THE EXERCISE>
In the listing that follows, count each line containing the string "Earth" and report only the count.

(Records from a collection of figures)
○ ○ ○ ○

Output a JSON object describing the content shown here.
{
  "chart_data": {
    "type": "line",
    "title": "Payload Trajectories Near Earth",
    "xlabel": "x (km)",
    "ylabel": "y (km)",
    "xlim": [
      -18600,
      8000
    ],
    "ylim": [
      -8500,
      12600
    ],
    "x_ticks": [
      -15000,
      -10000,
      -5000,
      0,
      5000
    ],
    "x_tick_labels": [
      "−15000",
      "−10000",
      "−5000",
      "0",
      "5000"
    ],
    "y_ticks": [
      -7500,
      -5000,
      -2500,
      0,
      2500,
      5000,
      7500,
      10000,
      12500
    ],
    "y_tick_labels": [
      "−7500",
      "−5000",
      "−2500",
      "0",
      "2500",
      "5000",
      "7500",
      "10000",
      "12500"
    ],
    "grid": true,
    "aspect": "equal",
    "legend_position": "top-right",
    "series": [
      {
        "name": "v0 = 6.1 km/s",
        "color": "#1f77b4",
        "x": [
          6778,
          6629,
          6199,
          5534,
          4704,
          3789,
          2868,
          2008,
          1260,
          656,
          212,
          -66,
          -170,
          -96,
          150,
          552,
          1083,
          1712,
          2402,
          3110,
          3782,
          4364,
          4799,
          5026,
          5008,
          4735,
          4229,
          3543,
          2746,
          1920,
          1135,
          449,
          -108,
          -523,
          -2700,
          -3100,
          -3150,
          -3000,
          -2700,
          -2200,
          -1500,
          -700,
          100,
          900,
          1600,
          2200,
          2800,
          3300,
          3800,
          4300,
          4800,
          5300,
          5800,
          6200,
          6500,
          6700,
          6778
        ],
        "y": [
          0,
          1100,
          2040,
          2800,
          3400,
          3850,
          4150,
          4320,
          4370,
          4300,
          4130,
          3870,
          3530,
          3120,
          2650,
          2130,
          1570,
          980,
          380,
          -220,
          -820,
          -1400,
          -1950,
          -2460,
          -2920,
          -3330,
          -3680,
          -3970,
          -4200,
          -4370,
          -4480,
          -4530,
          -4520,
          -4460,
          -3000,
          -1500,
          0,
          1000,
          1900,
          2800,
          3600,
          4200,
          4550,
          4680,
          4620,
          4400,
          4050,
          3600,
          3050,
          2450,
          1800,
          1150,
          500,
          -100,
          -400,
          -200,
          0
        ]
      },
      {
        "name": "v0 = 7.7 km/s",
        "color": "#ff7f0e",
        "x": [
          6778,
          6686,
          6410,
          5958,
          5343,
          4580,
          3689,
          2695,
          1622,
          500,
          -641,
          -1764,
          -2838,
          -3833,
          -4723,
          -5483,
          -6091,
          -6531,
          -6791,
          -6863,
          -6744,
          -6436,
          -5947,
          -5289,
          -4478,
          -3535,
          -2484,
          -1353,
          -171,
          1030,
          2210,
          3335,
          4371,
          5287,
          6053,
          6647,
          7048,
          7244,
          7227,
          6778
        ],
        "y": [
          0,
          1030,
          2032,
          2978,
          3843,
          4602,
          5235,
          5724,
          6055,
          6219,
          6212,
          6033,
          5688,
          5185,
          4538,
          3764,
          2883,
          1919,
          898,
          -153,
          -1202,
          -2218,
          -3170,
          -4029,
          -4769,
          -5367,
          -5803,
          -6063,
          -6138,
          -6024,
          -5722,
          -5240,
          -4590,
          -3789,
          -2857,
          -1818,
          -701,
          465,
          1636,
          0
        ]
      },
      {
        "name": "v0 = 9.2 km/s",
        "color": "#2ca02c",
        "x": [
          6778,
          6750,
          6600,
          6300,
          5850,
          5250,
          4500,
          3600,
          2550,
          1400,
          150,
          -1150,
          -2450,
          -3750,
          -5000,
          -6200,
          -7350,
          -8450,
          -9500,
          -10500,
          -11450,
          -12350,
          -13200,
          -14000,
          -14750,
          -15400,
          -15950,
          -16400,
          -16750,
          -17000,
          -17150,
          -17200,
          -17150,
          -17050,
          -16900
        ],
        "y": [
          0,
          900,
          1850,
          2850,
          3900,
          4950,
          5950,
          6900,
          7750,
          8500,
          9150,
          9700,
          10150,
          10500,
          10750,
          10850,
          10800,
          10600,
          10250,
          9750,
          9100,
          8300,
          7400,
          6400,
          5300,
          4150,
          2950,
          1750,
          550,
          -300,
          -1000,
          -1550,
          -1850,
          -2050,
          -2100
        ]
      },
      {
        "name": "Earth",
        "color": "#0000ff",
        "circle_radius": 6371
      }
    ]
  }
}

○ ○ ○ ○

RESULT FOR THIS TASK>
2